### Work required
Skip the pictures. Repeat everything else in the records word for word.

### Data shown
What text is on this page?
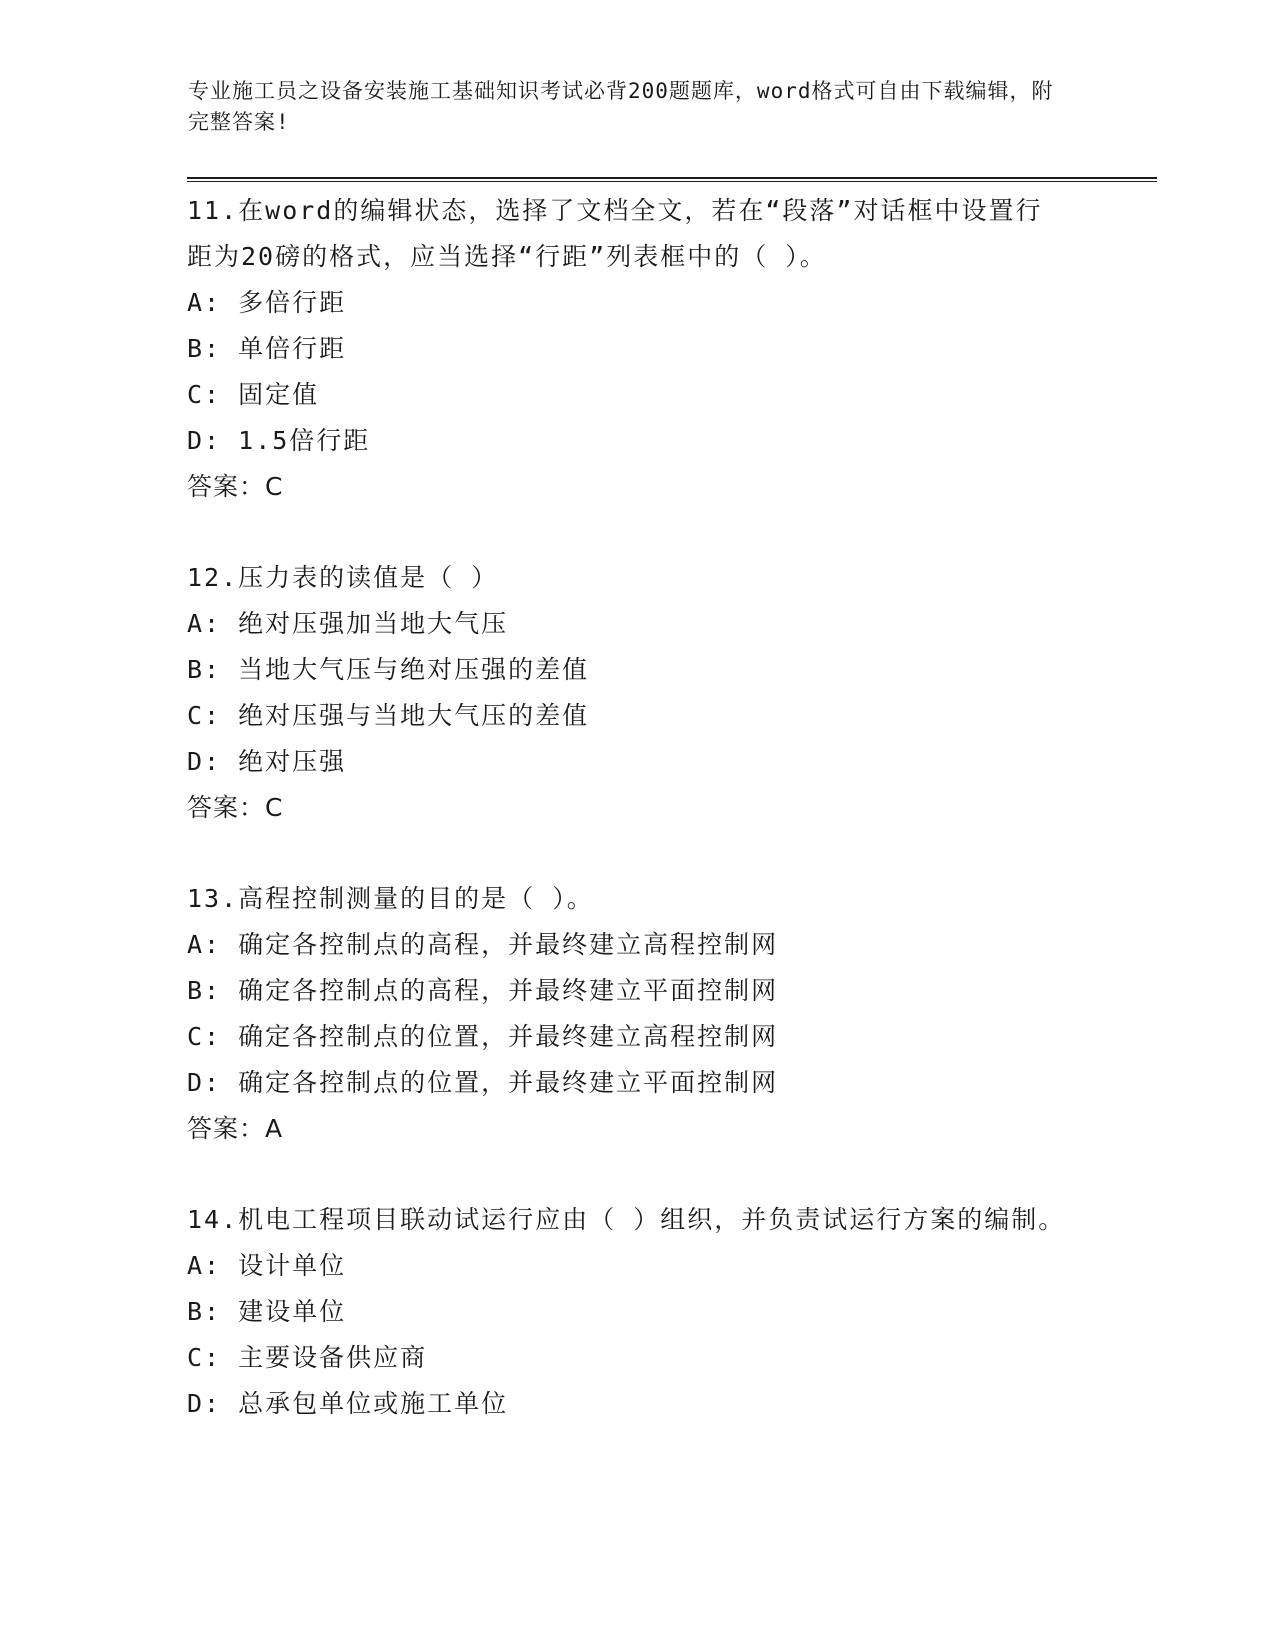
专业施工员之设备安装施工基础知识考试必背200题题库，word格式可自由下载编辑，附完整答案!
11.在word的编辑状态，选择了文档全文，若在“段落”对话框中设置行距为20磅的格式，应当选择“行距”列表框中的（ ）。
A: 多倍行距
B: 单倍行距
C: 固定值
D: 1.5倍行距
答案：C
12.压力表的读值是（ ）
A: 绝对压强加当地大气压
B: 当地大气压与绝对压强的差值
C: 绝对压强与当地大气压的差值
D: 绝对压强
答案：C
13.高程控制测量的目的是（ ）。
A: 确定各控制点的高程，并最终建立高程控制网
B: 确定各控制点的高程，并最终建立平面控制网
C: 确定各控制点的位置，并最终建立高程控制网
D: 确定各控制点的位置，并最终建立平面控制网
答案：A
14.机电工程项目联动试运行应由（ ）组织，并负责试运行方案的编制。
A: 设计单位
B: 建设单位
C: 主要设备供应商
D: 总承包单位或施工单位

### Answer to the task
What text is on this page?
专业施工员之设备安装施工基础知识考试必背200题题库，word格式可自由下载编辑，附完整答案!
11.在word的编辑状态，选择了文档全文，若在“段落”对话框中设置行距为20磅的格式，应当选择“行距”列表框中的（ ）。
A: 多倍行距
B: 单倍行距
C: 固定值
D: 1.5倍行距
答案：C
12.压力表的读值是（ ）
A: 绝对压强加当地大气压
B: 当地大气压与绝对压强的差值
C: 绝对压强与当地大气压的差值
D: 绝对压强
答案：C
13.高程控制测量的目的是（ ）。
A: 确定各控制点的高程，并最终建立高程控制网
B: 确定各控制点的高程，并最终建立平面控制网
C: 确定各控制点的位置，并最终建立高程控制网
D: 确定各控制点的位置，并最终建立平面控制网
答案：A
14.机电工程项目联动试运行应由（ ）组织，并负责试运行方案的编制。
A: 设计单位
B: 建设单位
C: 主要设备供应商
D: 总承包单位或施工单位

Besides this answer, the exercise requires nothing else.